Your instructions:
Locate the string "that" in the records below. Copy every line where it occurs.

Source material:
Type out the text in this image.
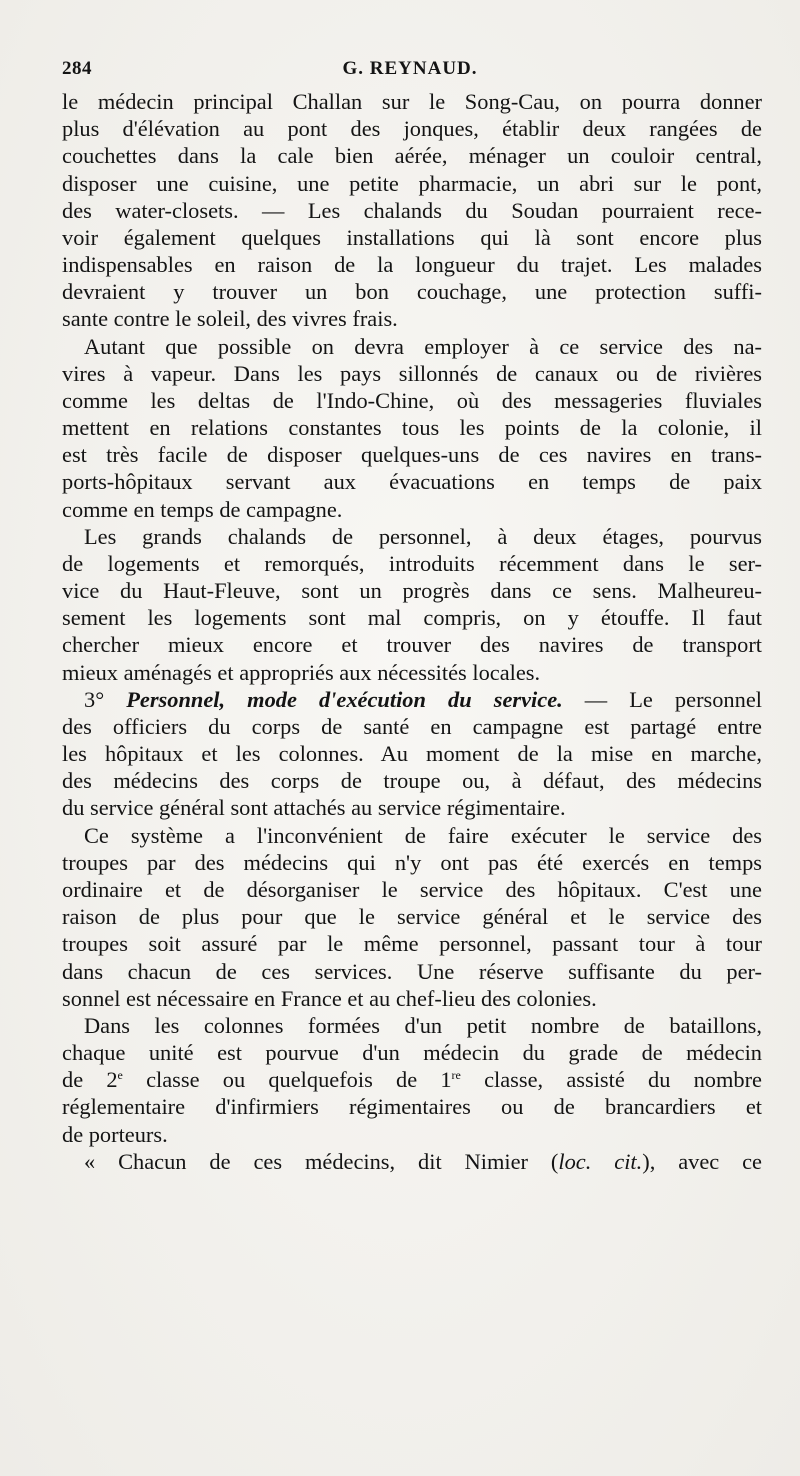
284	G. REYNAUD.
le médecin principal Challan sur le Song-Cau, on pourra donner
plus d'élévation au pont des jonques, établir deux rangées de
couchettes dans la cale bien aérée, ménager un couloir central,
disposer une cuisine, une petite pharmacie, un abri sur le pont,
des water-closets. — Les chalands du Soudan pourraient rece-
voir également quelques installations qui là sont encore plus
indispensables en raison de la longueur du trajet. Les malades
devraient y trouver un bon couchage, une protection suffi-
sante contre le soleil, des vivres frais.
Autant que possible on devra employer à ce service des na-
vires à vapeur. Dans les pays sillonnés de canaux ou de rivières
comme les deltas de l'Indo-Chine, où des messageries fluviales
mettent en relations constantes tous les points de la colonie, il
est très facile de disposer quelques-uns de ces navires en trans-
ports-hôpitaux servant aux évacuations en temps de paix
comme en temps de campagne.
Les grands chalands de personnel, à deux étages, pourvus
de logements et remorqués, introduits récemment dans le ser-
vice du Haut-Fleuve, sont un progrès dans ce sens. Malheureu-
sement les logements sont mal compris, on y étouffe. Il faut
chercher mieux encore et trouver des navires de transport
mieux aménagés et appropriés aux nécessités locales.
3° Personnel, mode d'exécution du service. — Le personnel
des officiers du corps de santé en campagne est partagé entre
les hôpitaux et les colonnes. Au moment de la mise en marche,
des médecins des corps de troupe ou, à défaut, des médecins
du service général sont attachés au service régimentaire.
Ce système a l'inconvénient de faire exécuter le service des
troupes par des médecins qui n'y ont pas été exercés en temps
ordinaire et de désorganiser le service des hôpitaux. C'est une
raison de plus pour que le service général et le service des
troupes soit assuré par le même personnel, passant tour à tour
dans chacun de ces services. Une réserve suffisante du per-
sonnel est nécessaire en France et au chef-lieu des colonies.
Dans les colonnes formées d'un petit nombre de bataillons,
chaque unité est pourvue d'un médecin du grade de médecin
de 2e classe ou quelquefois de 1re classe, assisté du nombre
réglementaire d'infirmiers régimentaires ou de brancardiers et
de porteurs.
« Chacun de ces médecins, dit Nimier (loc. cit.), avec ce
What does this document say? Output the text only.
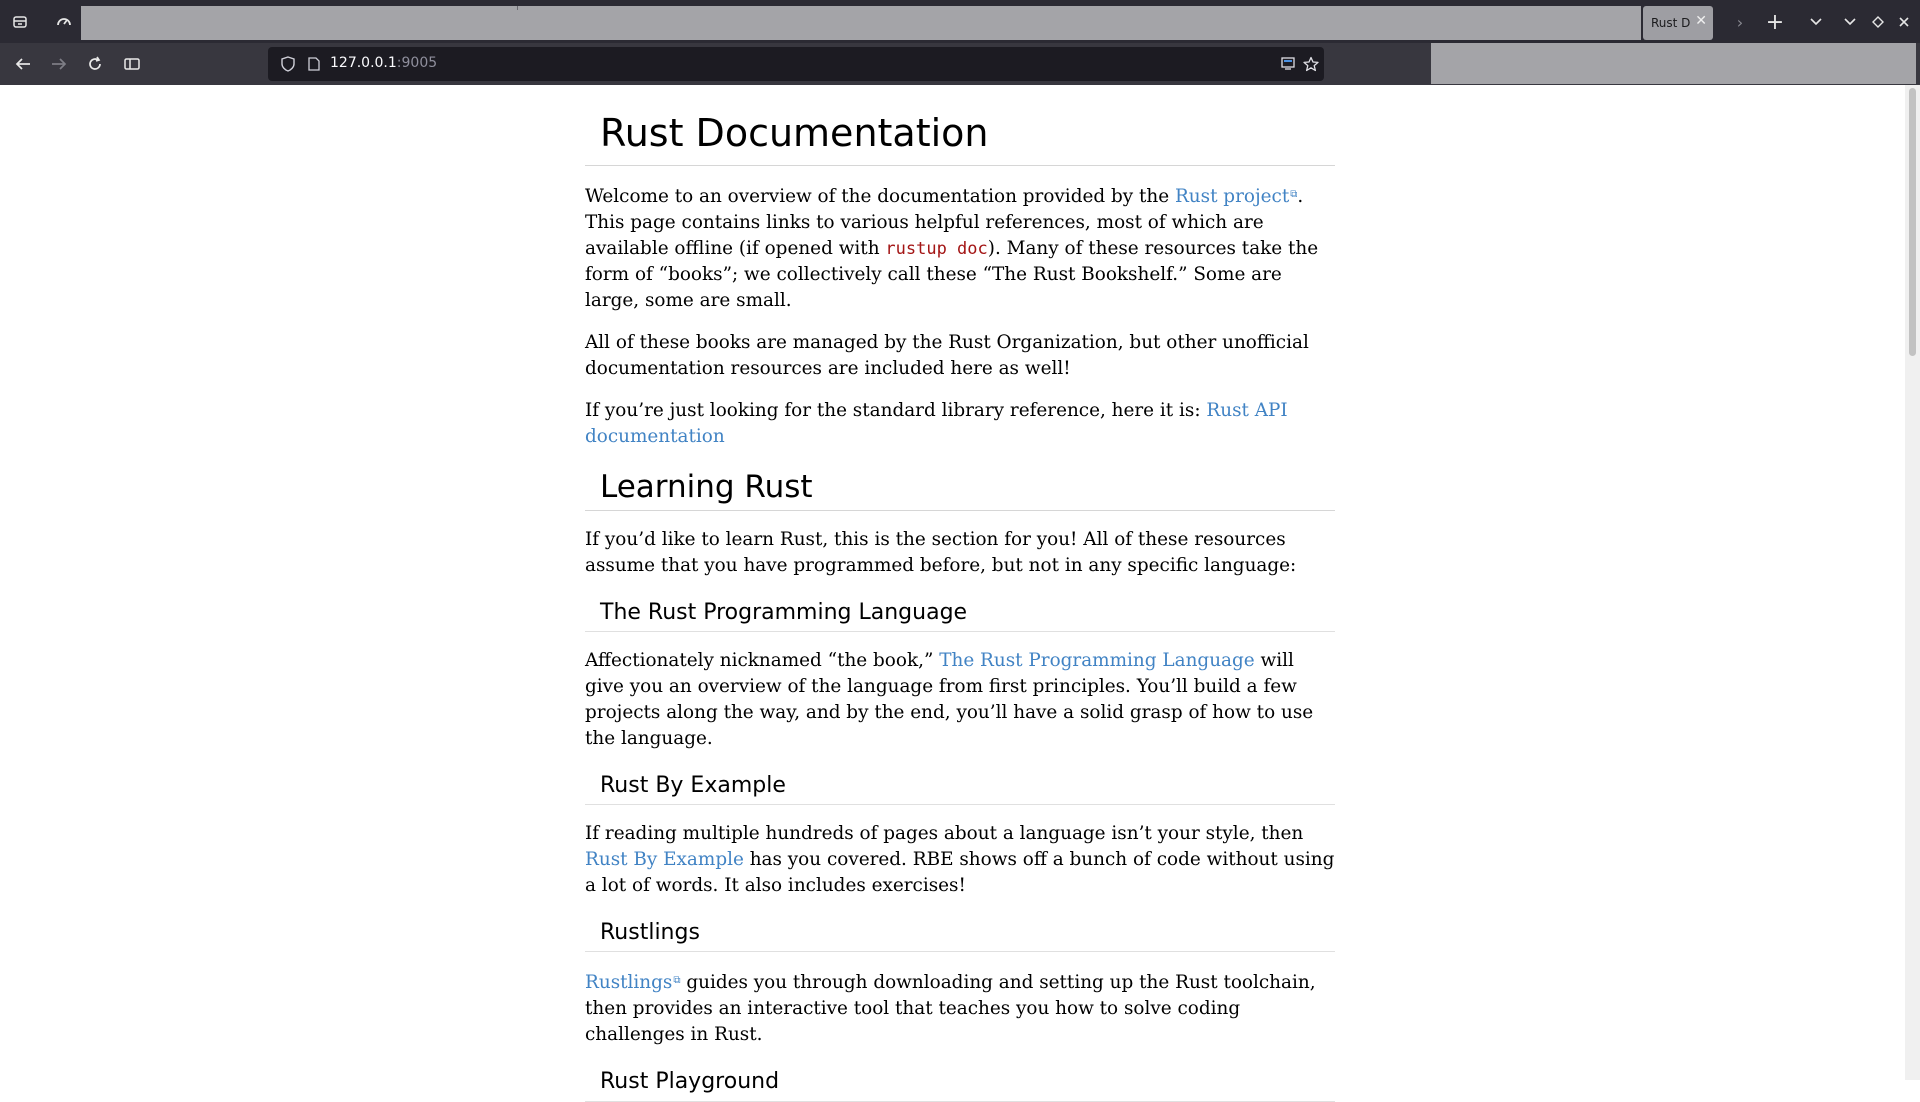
Rust D ✕	›	+
127.0.0.1:9005
Rust Documentation

Welcome to an overview of the documentation provided by the Rust project⧉. This page contains links to various helpful references, most of which are available offline (if opened with rustup doc). Many of these resources take the form of “books”; we collectively call these “The Rust Bookshelf.” Some are large, some are small.

All of these books are managed by the Rust Organization, but other unofficial documentation resources are included here as well!

If you’re just looking for the standard library reference, here it is: Rust API documentation

Learning Rust

If you’d like to learn Rust, this is the section for you! All of these resources assume that you have programmed before, but not in any specific language:

The Rust Programming Language

Affectionately nicknamed “the book,” The Rust Programming Language will give you an overview of the language from first principles. You’ll build a few projects along the way, and by the end, you’ll have a solid grasp of how to use the language.

Rust By Example

If reading multiple hundreds of pages about a language isn’t your style, then Rust By Example has you covered. RBE shows off a bunch of code without using a lot of words. It also includes exercises!

Rustlings

Rustlings⧉ guides you through downloading and setting up the Rust toolchain, then provides an interactive tool that teaches you how to solve coding challenges in Rust.

Rust Playground
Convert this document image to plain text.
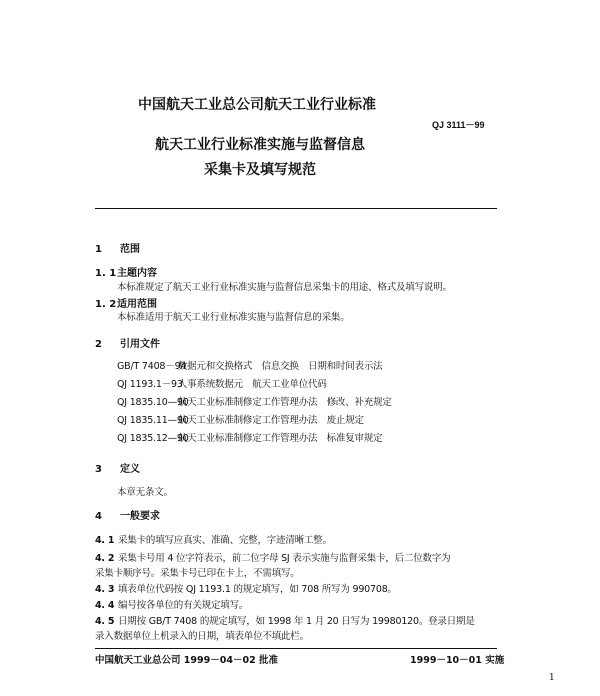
中国航天工业总公司航天工业行业标准
QJ 3111－99
航天工业行业标准实施与监督信息
采集卡及填写规范
1 范围
1. 1主题内容
本标准规定了航天工业行业标准实施与监督信息采集卡的用途、格式及填写说明。
1. 2适用范围
本标准适用于航天工业行业标准实施与监督信息的采集。
2 引用文件
GB/T 7408－94 数据元和交换格式　信息交换　日期和时间表示法
QJ 1193.1－93 人事系统数据元　航天工业单位代码
QJ 1835.10—90 航天工业标准制修定工作管理办法　修改、补充规定
QJ 1835.11—90 航天工业标准制修定工作管理办法　废止规定
QJ 1835.12—90 航天工业标准制修定工作管理办法　标准复审规定
3 定义
本章无条文。
4 一般要求
4. 1 采集卡的填写应真实、准确、完整，字迹清晰工整。
4. 2 采集卡号用 4 位字符表示，前二位字母 SJ 表示实施与监督采集卡，后二位数字为
采集卡顺序号。采集卡号已印在卡上，不需填写。
4. 3 填表单位代码按 QJ 1193.1 的规定填写，如 708 所写为 990708。
4. 4 编号按各单位的有关规定填写。
4. 5 日期按 GB/T 7408 的规定填写，如 1998 年 1 月 20 日写为 19980120。登录日期是
录入数据单位上机录入的日期，填表单位不填此栏。
中国航天工业总公司 1999－04－02 批准	1999－10－01 实施
1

Problem solution:
If you’d like to learn Rust, this is the section for you! All of these resources assume that you have programmed before, but not in any specific language:
Rustlings⧉ guides you through downloading and setting up the Rust toolchain, then provides an interactive tool that teaches you how to solve coding challenges in Rust.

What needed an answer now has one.